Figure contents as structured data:

=======

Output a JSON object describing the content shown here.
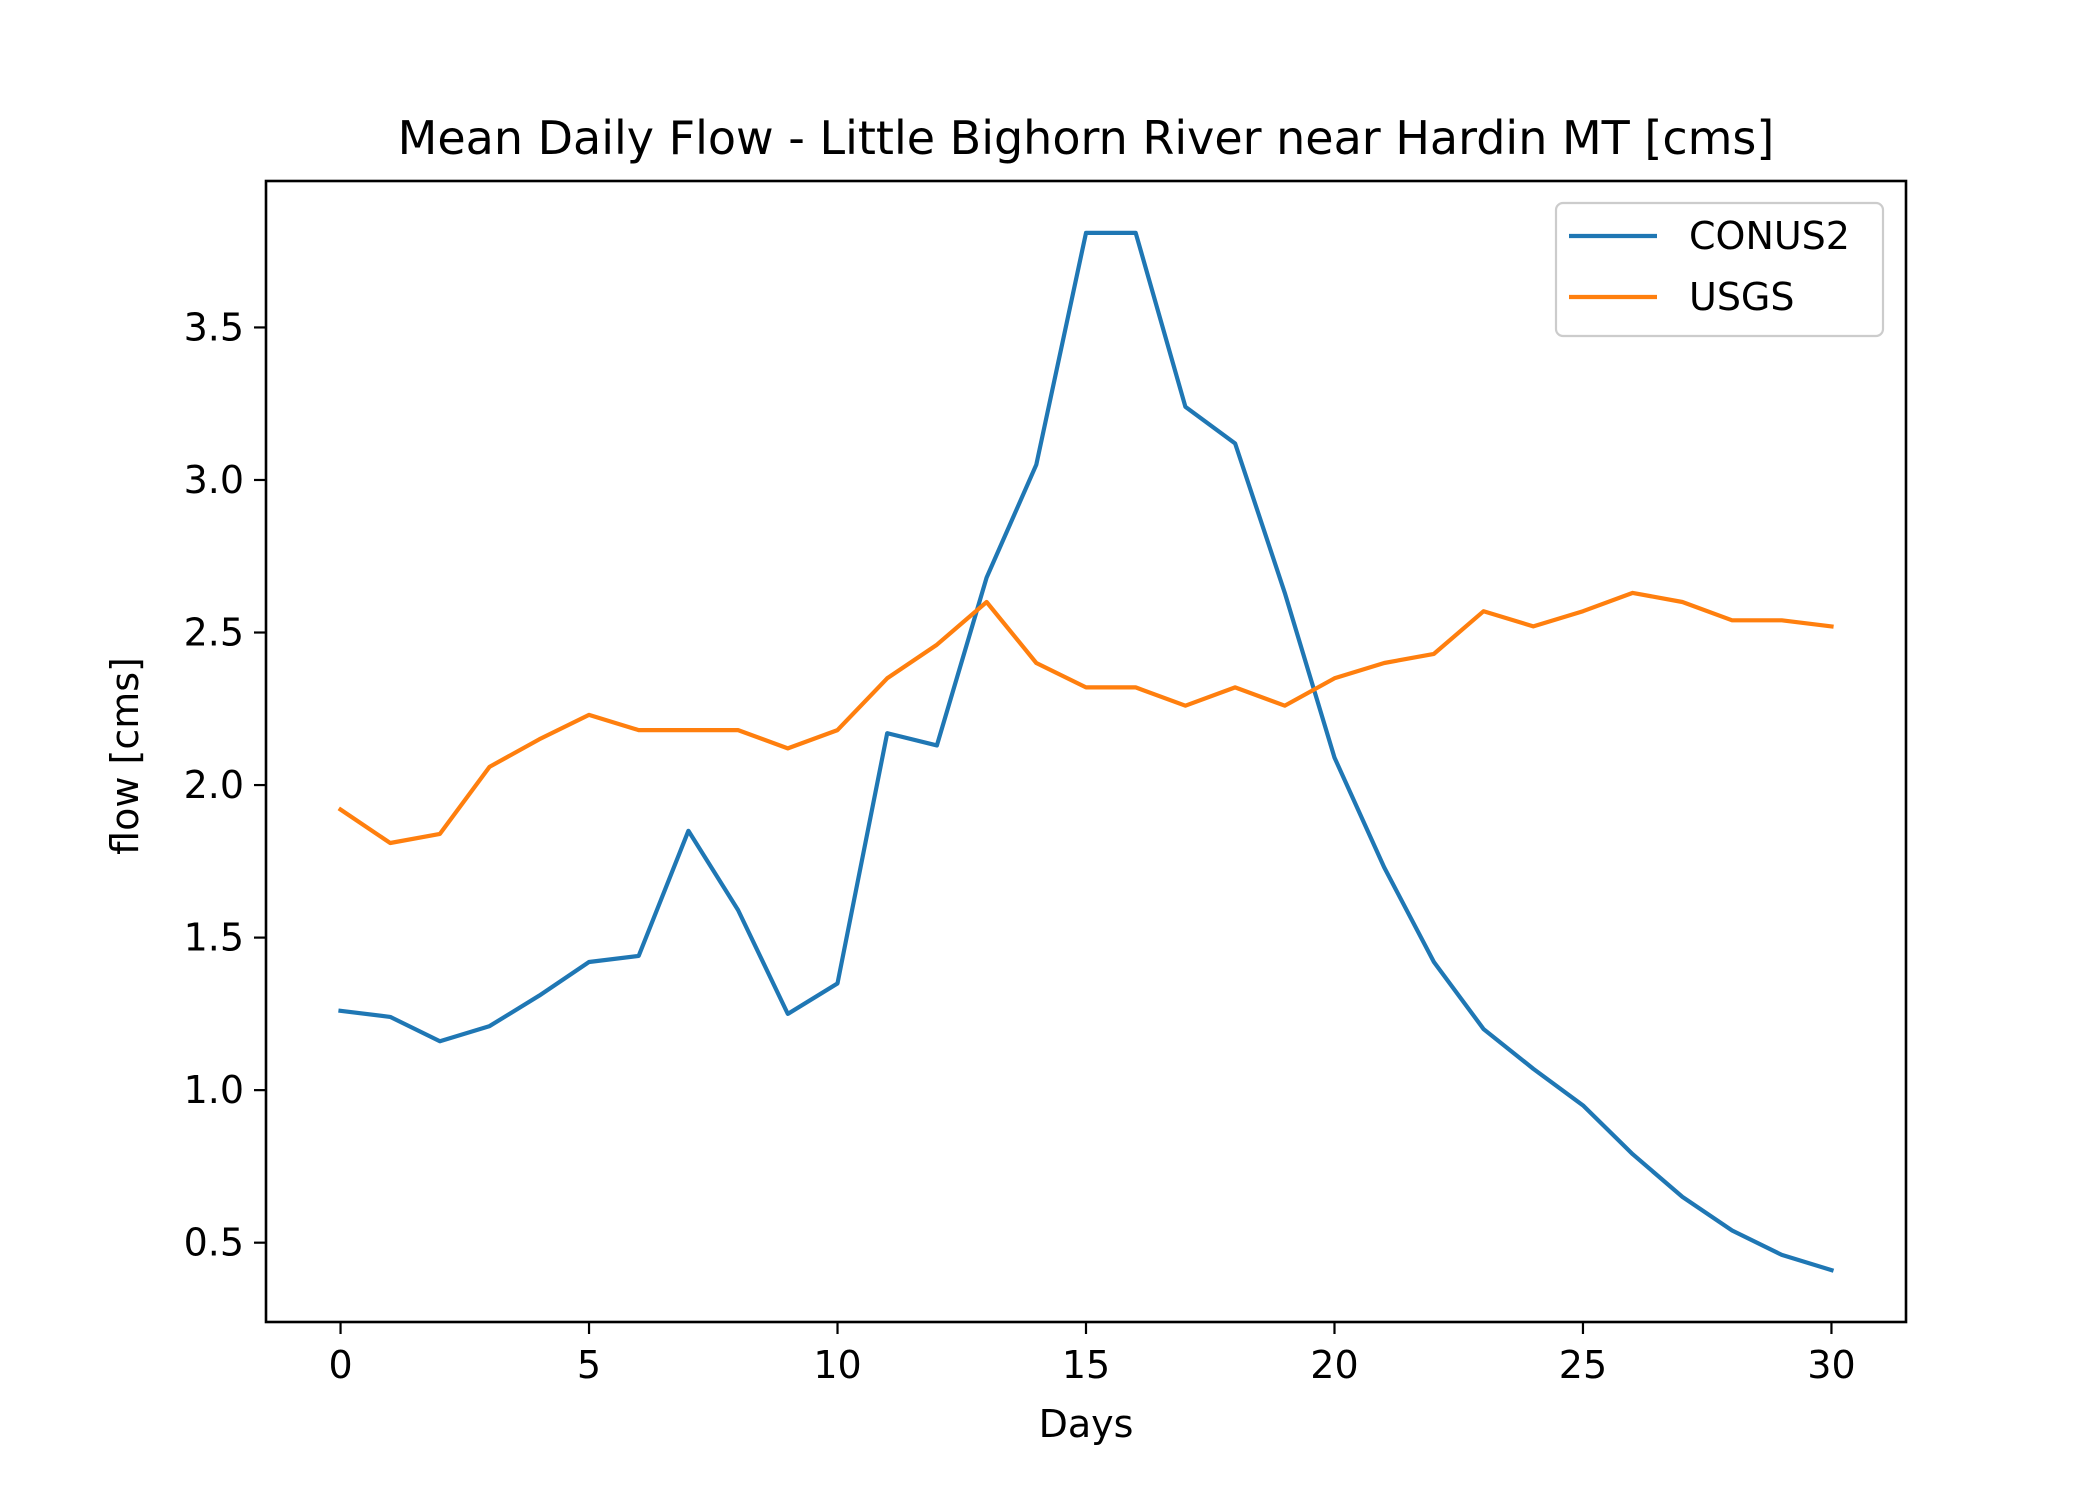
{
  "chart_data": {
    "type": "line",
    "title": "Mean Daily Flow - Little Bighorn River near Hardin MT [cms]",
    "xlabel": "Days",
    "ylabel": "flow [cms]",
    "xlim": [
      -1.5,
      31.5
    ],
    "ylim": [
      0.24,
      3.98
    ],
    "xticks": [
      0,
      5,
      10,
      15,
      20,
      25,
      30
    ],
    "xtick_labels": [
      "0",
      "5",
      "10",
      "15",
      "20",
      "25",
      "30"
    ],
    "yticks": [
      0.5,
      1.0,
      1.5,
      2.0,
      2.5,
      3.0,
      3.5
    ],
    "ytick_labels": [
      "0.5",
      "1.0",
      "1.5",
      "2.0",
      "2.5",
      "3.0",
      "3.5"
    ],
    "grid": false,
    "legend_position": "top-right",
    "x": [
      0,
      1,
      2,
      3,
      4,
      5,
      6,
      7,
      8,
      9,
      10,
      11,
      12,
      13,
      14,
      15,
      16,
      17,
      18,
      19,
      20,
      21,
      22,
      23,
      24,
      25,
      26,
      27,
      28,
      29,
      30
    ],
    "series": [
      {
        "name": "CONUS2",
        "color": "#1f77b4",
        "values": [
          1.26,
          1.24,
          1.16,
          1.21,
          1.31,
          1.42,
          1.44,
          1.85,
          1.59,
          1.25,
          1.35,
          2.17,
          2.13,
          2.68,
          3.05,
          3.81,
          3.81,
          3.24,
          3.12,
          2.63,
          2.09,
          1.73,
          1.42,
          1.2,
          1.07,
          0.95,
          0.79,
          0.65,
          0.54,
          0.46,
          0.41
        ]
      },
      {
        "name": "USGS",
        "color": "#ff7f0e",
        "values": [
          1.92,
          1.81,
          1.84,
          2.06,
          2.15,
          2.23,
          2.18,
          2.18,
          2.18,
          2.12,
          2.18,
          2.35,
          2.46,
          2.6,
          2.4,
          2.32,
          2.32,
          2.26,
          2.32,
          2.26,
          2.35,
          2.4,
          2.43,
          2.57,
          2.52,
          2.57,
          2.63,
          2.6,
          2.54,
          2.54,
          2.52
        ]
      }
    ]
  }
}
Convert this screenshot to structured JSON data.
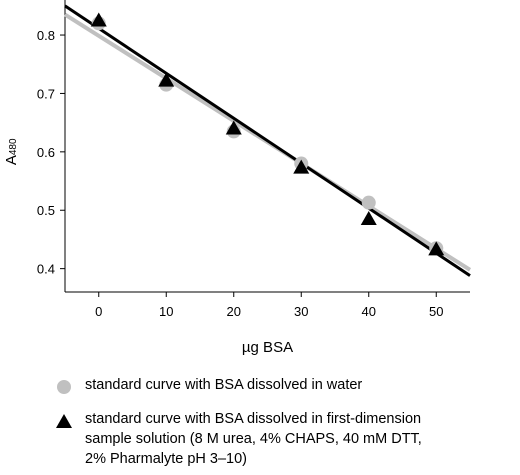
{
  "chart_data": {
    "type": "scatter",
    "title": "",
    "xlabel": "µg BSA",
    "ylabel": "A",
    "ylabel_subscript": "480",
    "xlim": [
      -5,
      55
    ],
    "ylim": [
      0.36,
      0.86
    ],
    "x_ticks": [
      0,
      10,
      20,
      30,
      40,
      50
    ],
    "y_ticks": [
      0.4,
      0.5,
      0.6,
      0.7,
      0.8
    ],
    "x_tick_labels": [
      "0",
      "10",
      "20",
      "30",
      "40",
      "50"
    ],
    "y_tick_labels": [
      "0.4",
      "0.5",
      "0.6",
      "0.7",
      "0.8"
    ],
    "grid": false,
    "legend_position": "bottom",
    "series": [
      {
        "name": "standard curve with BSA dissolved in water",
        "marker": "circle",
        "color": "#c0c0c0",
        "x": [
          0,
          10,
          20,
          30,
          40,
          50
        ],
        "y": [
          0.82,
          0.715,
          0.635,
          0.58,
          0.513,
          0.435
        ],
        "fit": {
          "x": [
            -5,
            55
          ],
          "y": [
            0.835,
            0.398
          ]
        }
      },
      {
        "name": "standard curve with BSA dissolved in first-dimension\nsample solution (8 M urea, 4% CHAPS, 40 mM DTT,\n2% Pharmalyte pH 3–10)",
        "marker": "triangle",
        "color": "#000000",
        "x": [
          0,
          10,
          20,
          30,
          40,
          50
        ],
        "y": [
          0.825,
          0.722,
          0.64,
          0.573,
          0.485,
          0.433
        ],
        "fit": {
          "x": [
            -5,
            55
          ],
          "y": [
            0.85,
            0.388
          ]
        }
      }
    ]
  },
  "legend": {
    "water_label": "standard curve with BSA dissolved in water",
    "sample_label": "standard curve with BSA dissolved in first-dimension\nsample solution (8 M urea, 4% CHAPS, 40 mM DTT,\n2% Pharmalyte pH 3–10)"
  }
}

=======

### Exercise description
Please transcribe the material above exactly as written. Leave the pictures out.

### Task response
Output a JSON object describing the content shown here.
{
  "chart_data": {
    "type": "line",
    "title": "Mean Daily Flow - Little Bighorn River near Hardin MT [cms]",
    "xlabel": "Days",
    "ylabel": "flow [cms]",
    "xlim": [
      -1.5,
      31.5
    ],
    "ylim": [
      0.24,
      3.98
    ],
    "xticks": [
      0,
      5,
      10,
      15,
      20,
      25,
      30
    ],
    "xtick_labels": [
      "0",
      "5",
      "10",
      "15",
      "20",
      "25",
      "30"
    ],
    "yticks": [
      0.5,
      1.0,
      1.5,
      2.0,
      2.5,
      3.0,
      3.5
    ],
    "ytick_labels": [
      "0.5",
      "1.0",
      "1.5",
      "2.0",
      "2.5",
      "3.0",
      "3.5"
    ],
    "grid": false,
    "legend_position": "top-right",
    "x": [
      0,
      1,
      2,
      3,
      4,
      5,
      6,
      7,
      8,
      9,
      10,
      11,
      12,
      13,
      14,
      15,
      16,
      17,
      18,
      19,
      20,
      21,
      22,
      23,
      24,
      25,
      26,
      27,
      28,
      29,
      30
    ],
    "series": [
      {
        "name": "CONUS2",
        "color": "#1f77b4",
        "values": [
          1.26,
          1.24,
          1.16,
          1.21,
          1.31,
          1.42,
          1.44,
          1.85,
          1.59,
          1.25,
          1.35,
          2.17,
          2.13,
          2.68,
          3.05,
          3.81,
          3.81,
          3.24,
          3.12,
          2.63,
          2.09,
          1.73,
          1.42,
          1.2,
          1.07,
          0.95,
          0.79,
          0.65,
          0.54,
          0.46,
          0.41
        ]
      },
      {
        "name": "USGS",
        "color": "#ff7f0e",
        "values": [
          1.92,
          1.81,
          1.84,
          2.06,
          2.15,
          2.23,
          2.18,
          2.18,
          2.18,
          2.12,
          2.18,
          2.35,
          2.46,
          2.6,
          2.4,
          2.32,
          2.32,
          2.26,
          2.32,
          2.26,
          2.35,
          2.4,
          2.43,
          2.57,
          2.52,
          2.57,
          2.63,
          2.6,
          2.54,
          2.54,
          2.52
        ]
      }
    ]
  }
}
Convert this screenshot to structured JSON data.
{
  "chart_data": {
    "type": "scatter",
    "title": "",
    "xlabel": "µg BSA",
    "ylabel": "A",
    "ylabel_subscript": "480",
    "xlim": [
      -5,
      55
    ],
    "ylim": [
      0.36,
      0.86
    ],
    "x_ticks": [
      0,
      10,
      20,
      30,
      40,
      50
    ],
    "y_ticks": [
      0.4,
      0.5,
      0.6,
      0.7,
      0.8
    ],
    "x_tick_labels": [
      "0",
      "10",
      "20",
      "30",
      "40",
      "50"
    ],
    "y_tick_labels": [
      "0.4",
      "0.5",
      "0.6",
      "0.7",
      "0.8"
    ],
    "grid": false,
    "legend_position": "bottom",
    "series": [
      {
        "name": "standard curve with BSA dissolved in water",
        "marker": "circle",
        "color": "#c0c0c0",
        "x": [
          0,
          10,
          20,
          30,
          40,
          50
        ],
        "y": [
          0.82,
          0.715,
          0.635,
          0.58,
          0.513,
          0.435
        ],
        "fit": {
          "x": [
            -5,
            55
          ],
          "y": [
            0.835,
            0.398
          ]
        }
      },
      {
        "name": "standard curve with BSA dissolved in first-dimension\nsample solution (8 M urea, 4% CHAPS, 40 mM DTT,\n2% Pharmalyte pH 3–10)",
        "marker": "triangle",
        "color": "#000000",
        "x": [
          0,
          10,
          20,
          30,
          40,
          50
        ],
        "y": [
          0.825,
          0.722,
          0.64,
          0.573,
          0.485,
          0.433
        ],
        "fit": {
          "x": [
            -5,
            55
          ],
          "y": [
            0.85,
            0.388
          ]
        }
      }
    ]
  },
  "legend": {
    "water_label": "standard curve with BSA dissolved in water",
    "sample_label": "standard curve with BSA dissolved in first-dimension\nsample solution (8 M urea, 4% CHAPS, 40 mM DTT,\n2% Pharmalyte pH 3–10)"
  }
}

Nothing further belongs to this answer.